WHAT THE EXERCISE ASKS =>
Compute how many lines in the entries below contain "青山白玉山", and output nothing but the number.

(Source records)
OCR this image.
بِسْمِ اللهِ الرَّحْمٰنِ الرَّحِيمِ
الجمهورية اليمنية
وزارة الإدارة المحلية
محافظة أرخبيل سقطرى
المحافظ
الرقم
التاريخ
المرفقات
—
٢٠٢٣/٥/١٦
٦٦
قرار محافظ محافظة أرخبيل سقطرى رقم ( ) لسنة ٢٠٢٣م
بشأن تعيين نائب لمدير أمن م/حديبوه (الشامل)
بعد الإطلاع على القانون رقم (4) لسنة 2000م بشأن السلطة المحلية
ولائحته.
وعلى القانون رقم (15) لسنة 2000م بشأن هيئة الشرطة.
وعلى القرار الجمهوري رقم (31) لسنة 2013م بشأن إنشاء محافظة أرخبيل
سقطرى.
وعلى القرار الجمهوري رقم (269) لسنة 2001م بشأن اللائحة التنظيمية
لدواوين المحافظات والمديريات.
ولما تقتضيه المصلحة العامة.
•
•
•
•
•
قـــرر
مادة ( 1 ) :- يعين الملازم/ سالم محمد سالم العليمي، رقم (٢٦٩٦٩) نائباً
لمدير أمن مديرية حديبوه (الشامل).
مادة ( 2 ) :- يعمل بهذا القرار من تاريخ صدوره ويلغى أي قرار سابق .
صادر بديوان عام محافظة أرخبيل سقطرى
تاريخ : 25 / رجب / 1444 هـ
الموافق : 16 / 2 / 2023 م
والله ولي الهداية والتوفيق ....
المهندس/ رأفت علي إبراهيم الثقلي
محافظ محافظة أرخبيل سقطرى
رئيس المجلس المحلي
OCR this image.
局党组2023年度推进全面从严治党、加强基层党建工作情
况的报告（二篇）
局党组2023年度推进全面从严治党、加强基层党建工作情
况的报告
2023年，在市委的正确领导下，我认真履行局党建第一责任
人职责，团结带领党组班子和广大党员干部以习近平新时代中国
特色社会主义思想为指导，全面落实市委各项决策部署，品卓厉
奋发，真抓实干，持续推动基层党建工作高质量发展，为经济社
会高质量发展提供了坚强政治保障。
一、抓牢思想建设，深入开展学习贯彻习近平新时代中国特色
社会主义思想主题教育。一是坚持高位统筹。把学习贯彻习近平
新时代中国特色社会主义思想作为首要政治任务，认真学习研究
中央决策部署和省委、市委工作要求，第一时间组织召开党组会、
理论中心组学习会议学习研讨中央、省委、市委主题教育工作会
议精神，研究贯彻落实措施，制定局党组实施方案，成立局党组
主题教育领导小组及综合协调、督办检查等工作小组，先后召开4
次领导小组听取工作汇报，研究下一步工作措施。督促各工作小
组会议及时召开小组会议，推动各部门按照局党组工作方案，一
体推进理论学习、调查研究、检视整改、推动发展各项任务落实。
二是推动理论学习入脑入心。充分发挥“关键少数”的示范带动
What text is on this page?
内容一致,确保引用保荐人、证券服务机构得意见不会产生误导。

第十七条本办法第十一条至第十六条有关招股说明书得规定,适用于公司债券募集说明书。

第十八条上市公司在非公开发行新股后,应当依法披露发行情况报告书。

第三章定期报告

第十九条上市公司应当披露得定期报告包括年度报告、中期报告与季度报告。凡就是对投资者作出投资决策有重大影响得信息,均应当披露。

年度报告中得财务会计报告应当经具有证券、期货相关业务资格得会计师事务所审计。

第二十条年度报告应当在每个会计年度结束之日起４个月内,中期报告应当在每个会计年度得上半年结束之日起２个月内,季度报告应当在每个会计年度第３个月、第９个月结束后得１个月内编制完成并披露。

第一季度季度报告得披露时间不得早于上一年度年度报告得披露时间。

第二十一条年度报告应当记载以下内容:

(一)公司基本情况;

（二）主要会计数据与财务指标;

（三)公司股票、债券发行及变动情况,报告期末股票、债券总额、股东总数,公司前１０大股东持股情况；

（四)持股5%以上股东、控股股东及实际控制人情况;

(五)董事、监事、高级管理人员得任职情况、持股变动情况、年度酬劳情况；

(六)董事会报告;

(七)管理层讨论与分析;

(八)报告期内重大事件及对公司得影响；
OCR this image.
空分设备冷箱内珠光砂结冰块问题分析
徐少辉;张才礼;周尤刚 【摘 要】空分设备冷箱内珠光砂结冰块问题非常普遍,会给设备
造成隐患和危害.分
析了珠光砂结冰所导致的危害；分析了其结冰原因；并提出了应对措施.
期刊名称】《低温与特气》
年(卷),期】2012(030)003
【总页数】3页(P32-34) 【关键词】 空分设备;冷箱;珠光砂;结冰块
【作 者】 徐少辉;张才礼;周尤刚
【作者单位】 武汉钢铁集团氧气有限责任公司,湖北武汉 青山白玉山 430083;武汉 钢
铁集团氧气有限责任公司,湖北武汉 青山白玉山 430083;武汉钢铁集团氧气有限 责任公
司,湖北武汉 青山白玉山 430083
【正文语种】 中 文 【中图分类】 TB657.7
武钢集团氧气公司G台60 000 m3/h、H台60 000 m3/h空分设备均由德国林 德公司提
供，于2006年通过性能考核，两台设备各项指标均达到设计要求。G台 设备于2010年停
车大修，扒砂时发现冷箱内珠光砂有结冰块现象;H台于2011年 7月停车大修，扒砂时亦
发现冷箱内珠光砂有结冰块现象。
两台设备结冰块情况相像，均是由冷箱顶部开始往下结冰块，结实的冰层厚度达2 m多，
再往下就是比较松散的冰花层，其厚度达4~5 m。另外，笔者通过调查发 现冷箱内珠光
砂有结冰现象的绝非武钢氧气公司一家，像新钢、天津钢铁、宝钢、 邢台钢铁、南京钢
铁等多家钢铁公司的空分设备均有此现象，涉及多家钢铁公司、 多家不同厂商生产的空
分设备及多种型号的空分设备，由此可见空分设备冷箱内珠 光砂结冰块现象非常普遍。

SOLUTION =>
3